Source document
═══
Defaults to ``false``.

Current implementation details:

* ``global_explanations.csv`` is generated only when ``generate_explanations`` is ``true``.
* When ``generate_explanations`` is ``true``, the operator first tries model-derived importance for models that expose it.
* If model-derived importance is unavailable, the operator attempts a SHAP-based fallback.
* This SHAP fallback is most relevant to ``knn``.
* If explainability is requested but cannot be produced, the run continues and the report explains that explainability was unavailable for that run.

Deployment Configuration
------------------------

The operator also supports:

.. code-block:: yaml

    save_and_deploy_to_md:
      model_catalog_display_name: regression-model
      project_id: ocid1.datascienceproject.oc1..example
      compartment_id: ocid1.compartment.oc1..example
      model_deployment:
        display_name: regression-md
        initial_shape: VM.Standard.E4.Flex
        description: Regression model deployment
        log_group: ocid1.loggroup.oc1..example
        log_id: ocid1.log.oc1..example
        auto_scaling:
          minimum_instance: 1
          maximum_instance: 2
          scale_in_threshold: 10
          scale_out_threshold: 80
          scaling_metric: CPU_UTILIZATION
          cool_down_in_seconds: 600

When this block is present, the run also writes deployment metadata artifacts. See :doc:`./productionize`.
═══
What you will do
Answer these from the operator configuration excerpt above:
1. Under what condition is ``global_explanations.csv`` generated?
2. Which model is the SHAP-based fallback most relevant to?
3. What value does the deployment example give for ``scaling_metric``?

Extracted data
═══
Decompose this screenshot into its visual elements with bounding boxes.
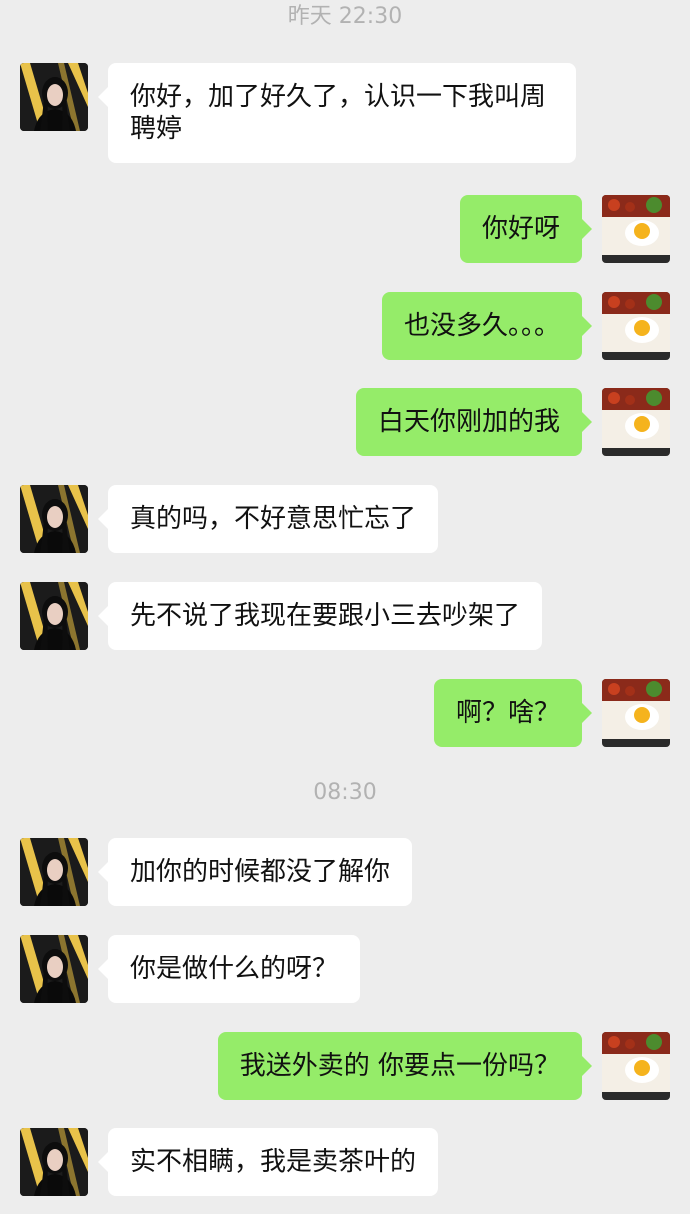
═══
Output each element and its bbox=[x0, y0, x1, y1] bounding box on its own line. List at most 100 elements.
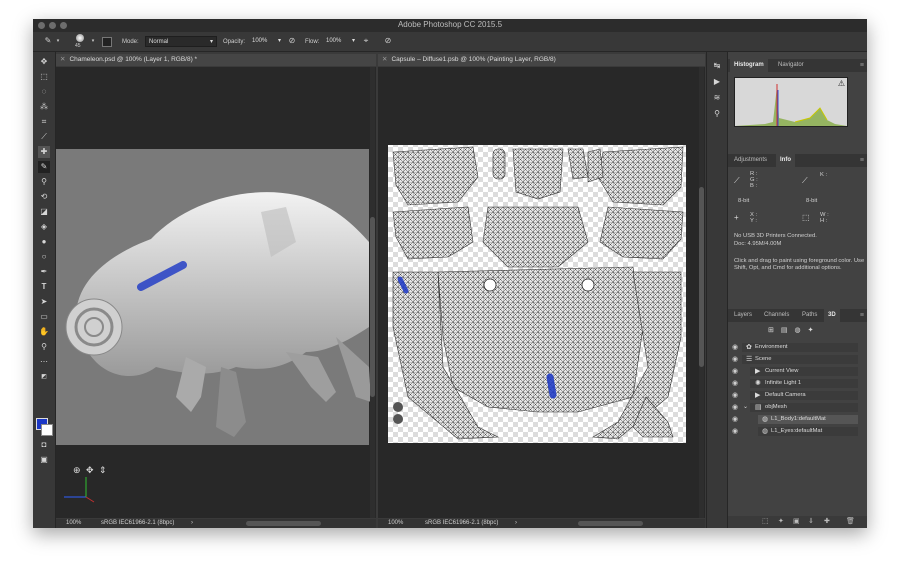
═══
Expected answer
1. Only when ``generate_explanations`` is ``true``.
2. ``knn``.
3. ``CPU_UTILIZATION``.